(Dataset rows about figures)
╭──

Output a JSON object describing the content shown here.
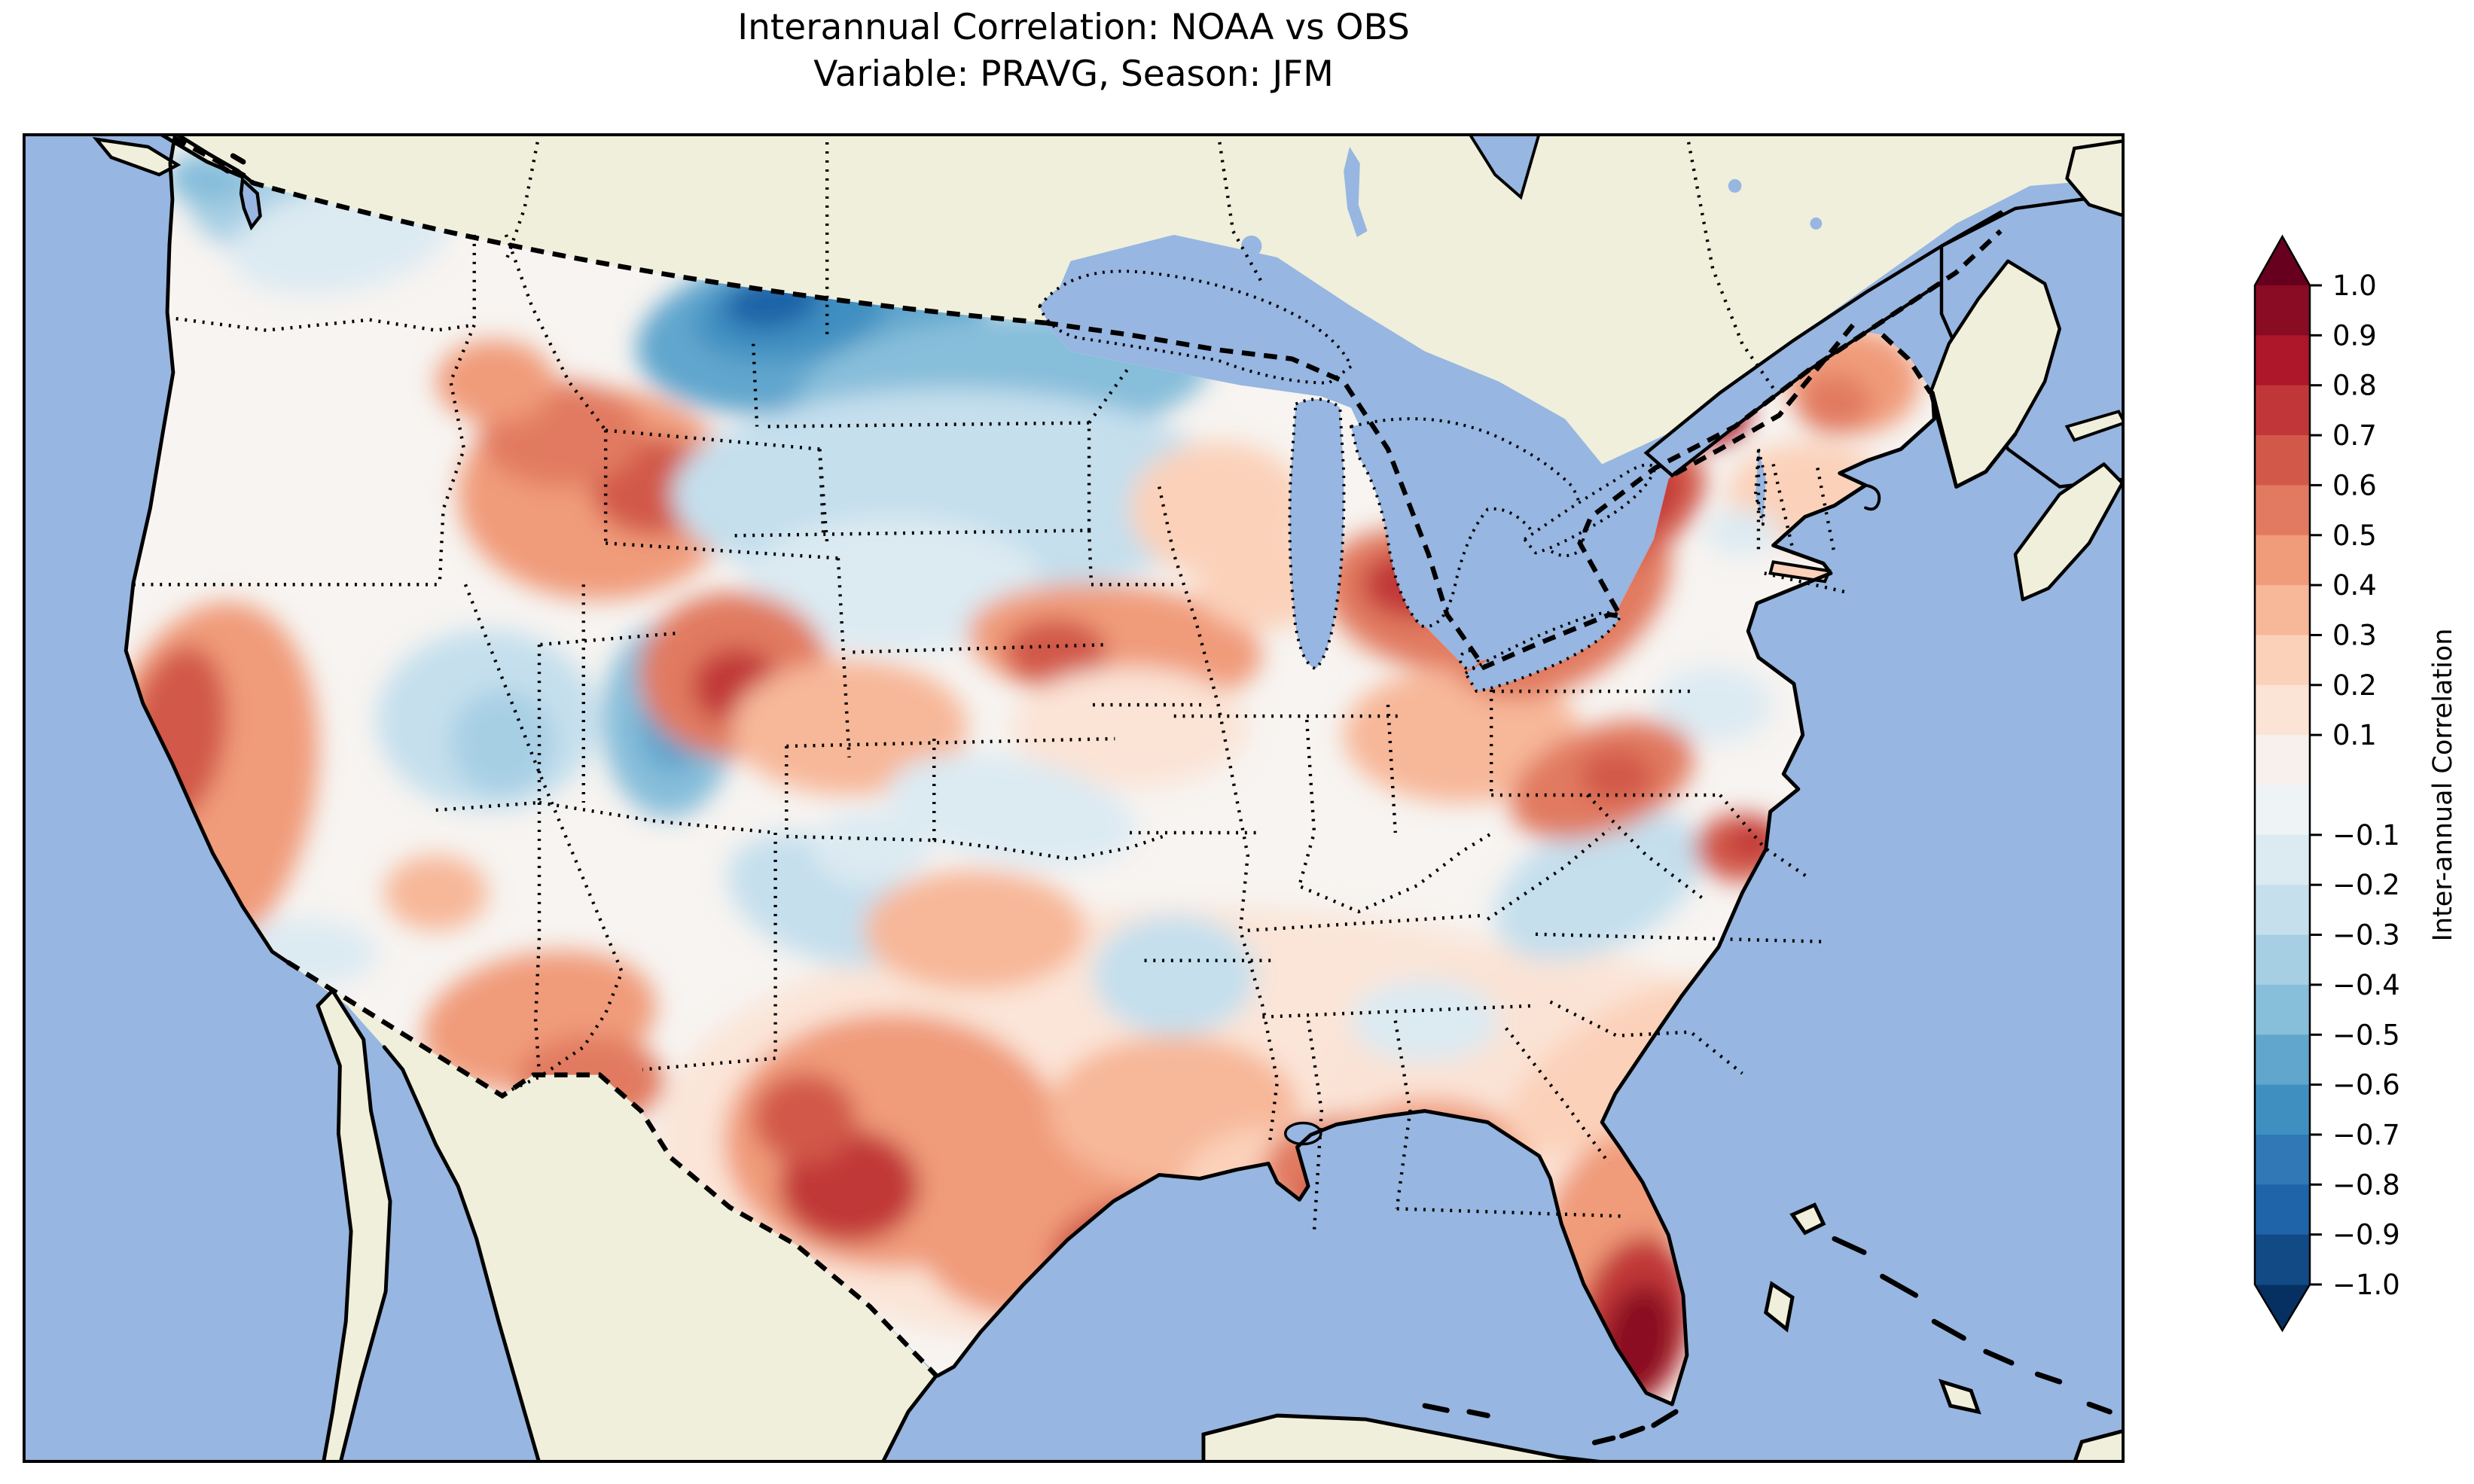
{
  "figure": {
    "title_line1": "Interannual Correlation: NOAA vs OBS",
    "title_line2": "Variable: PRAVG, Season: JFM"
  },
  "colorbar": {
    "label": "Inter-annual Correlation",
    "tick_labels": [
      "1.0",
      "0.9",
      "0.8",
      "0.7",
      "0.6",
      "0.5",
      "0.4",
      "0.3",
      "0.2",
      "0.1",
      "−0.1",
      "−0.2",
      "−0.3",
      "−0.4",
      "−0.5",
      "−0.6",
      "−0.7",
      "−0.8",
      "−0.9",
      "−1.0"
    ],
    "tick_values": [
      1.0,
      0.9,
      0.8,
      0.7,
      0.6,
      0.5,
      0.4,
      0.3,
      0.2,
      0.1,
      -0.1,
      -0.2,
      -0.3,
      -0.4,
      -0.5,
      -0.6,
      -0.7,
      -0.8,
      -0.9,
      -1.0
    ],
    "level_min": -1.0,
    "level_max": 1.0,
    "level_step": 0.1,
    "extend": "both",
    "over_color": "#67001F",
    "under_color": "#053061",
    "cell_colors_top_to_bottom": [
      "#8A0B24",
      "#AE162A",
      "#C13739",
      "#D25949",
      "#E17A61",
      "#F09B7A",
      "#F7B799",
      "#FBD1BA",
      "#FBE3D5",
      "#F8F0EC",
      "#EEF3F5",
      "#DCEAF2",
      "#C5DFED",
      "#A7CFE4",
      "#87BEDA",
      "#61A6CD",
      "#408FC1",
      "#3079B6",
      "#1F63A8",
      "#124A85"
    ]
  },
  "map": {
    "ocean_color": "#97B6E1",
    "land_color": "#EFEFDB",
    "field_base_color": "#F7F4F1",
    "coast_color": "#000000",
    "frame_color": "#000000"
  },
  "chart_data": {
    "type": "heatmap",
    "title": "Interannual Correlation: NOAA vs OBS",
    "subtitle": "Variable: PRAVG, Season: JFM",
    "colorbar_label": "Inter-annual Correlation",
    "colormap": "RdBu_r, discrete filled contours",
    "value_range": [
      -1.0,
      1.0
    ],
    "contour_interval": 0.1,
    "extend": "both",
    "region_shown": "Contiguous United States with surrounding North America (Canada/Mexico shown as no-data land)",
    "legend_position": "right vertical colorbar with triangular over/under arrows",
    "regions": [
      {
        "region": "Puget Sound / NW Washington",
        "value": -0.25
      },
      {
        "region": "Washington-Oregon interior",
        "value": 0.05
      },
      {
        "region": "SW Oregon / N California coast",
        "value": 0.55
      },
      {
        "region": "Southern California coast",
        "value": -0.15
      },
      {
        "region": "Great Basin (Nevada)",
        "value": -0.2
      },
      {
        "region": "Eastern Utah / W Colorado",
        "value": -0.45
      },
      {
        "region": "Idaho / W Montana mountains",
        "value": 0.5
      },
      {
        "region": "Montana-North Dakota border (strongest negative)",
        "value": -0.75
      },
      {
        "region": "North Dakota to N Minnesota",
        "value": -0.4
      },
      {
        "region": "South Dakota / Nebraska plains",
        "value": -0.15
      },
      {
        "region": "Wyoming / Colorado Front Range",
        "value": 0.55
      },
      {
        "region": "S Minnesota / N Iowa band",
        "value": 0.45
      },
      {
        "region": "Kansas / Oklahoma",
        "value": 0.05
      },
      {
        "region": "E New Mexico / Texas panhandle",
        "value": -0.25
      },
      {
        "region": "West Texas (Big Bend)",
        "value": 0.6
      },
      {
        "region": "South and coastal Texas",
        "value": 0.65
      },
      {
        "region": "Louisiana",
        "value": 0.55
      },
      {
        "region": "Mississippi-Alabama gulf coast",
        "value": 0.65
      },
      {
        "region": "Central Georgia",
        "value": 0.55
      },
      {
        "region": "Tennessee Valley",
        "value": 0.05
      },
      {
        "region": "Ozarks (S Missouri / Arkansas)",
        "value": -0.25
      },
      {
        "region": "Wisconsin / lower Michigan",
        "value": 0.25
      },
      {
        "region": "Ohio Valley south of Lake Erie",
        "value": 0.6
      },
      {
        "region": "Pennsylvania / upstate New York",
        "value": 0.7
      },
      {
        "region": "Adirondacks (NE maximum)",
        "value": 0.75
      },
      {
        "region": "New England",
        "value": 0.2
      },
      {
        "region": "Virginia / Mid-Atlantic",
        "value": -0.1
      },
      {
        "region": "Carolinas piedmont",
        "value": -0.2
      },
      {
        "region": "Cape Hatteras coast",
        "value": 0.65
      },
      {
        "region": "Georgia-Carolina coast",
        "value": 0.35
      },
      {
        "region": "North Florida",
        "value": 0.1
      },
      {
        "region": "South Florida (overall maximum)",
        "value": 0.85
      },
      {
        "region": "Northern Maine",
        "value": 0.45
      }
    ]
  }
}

╰──
╭──

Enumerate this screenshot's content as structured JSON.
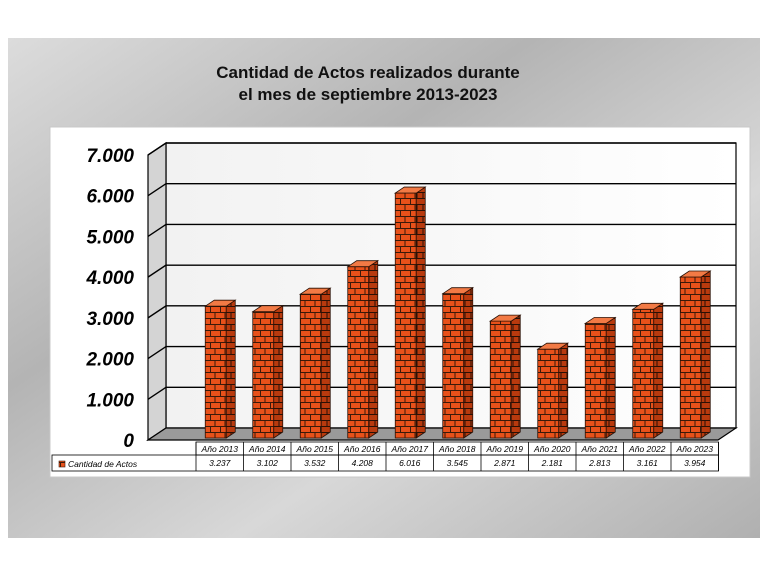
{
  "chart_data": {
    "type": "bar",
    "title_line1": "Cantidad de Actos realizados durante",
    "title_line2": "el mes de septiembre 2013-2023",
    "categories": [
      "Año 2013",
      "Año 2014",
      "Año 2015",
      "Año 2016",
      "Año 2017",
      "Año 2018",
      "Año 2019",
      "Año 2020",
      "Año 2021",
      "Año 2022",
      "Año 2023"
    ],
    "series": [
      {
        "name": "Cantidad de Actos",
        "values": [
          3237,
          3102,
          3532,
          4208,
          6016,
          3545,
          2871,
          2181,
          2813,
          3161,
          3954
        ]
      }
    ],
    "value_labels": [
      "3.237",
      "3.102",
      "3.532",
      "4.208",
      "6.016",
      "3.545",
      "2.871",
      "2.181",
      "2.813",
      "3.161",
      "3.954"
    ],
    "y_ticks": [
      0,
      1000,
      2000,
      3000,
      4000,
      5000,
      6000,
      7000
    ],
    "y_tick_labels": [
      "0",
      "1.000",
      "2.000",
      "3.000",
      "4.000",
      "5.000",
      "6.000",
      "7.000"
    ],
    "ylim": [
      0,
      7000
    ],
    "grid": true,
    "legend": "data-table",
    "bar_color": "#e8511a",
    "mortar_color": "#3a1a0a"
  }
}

╰──
╭──

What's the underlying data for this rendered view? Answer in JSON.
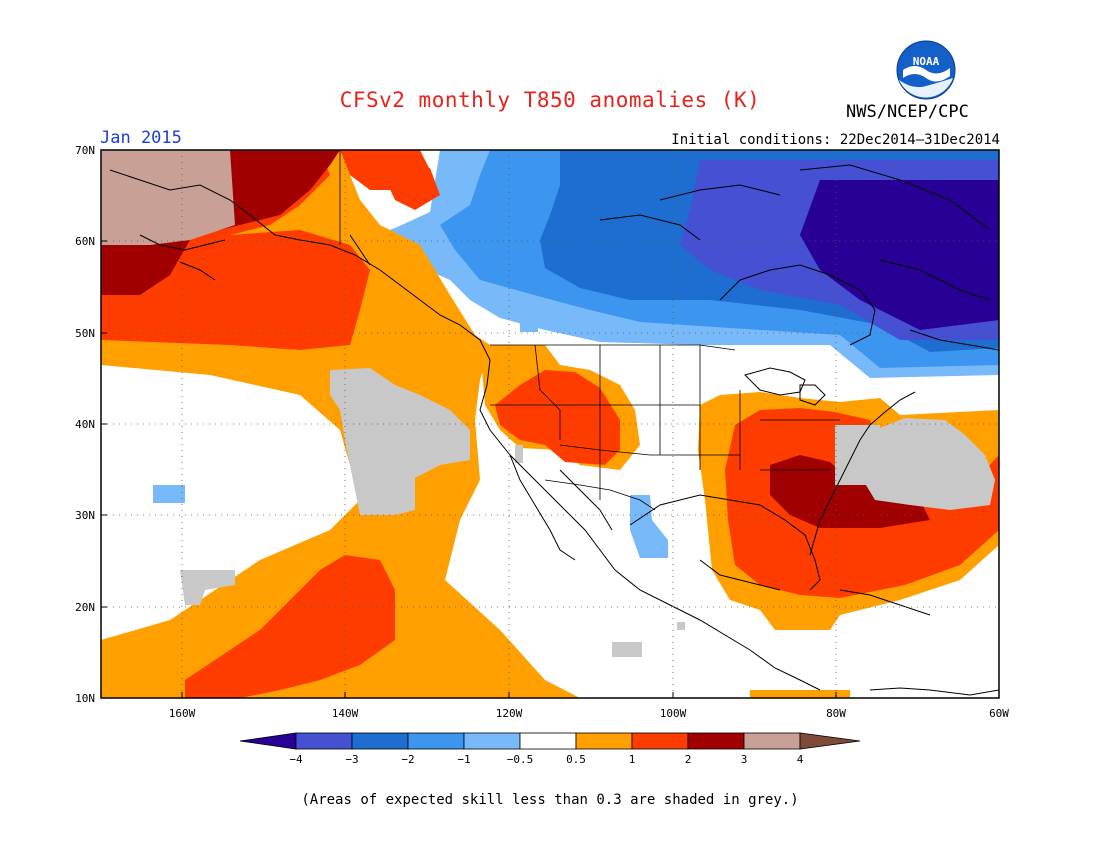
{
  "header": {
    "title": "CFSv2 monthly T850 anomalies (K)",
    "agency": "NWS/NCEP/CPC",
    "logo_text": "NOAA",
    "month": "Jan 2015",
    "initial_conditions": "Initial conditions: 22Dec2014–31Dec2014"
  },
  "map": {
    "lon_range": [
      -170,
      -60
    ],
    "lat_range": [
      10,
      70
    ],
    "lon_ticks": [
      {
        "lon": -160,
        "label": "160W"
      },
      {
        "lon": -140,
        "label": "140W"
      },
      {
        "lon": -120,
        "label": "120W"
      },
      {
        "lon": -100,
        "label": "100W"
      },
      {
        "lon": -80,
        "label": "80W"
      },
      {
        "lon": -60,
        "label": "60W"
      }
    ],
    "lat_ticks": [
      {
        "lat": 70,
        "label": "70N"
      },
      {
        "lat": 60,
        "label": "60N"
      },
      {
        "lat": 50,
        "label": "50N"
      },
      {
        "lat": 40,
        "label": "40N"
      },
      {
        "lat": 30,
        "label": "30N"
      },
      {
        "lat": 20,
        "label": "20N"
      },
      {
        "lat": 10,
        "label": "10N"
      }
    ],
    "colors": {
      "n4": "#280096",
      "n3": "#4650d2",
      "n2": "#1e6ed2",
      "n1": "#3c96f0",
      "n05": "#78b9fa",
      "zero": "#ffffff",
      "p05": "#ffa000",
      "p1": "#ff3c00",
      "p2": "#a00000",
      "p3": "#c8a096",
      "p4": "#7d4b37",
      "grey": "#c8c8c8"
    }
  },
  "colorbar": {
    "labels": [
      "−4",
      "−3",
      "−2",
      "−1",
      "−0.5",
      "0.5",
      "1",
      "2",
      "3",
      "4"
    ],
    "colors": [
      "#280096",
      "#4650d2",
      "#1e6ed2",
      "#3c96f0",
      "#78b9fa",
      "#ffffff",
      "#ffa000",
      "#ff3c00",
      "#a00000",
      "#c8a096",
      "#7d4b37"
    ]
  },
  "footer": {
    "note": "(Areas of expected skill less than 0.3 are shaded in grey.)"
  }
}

╰──

Lines that include the word "Mexico" — how many are there in the data? Answer with the number alone.

2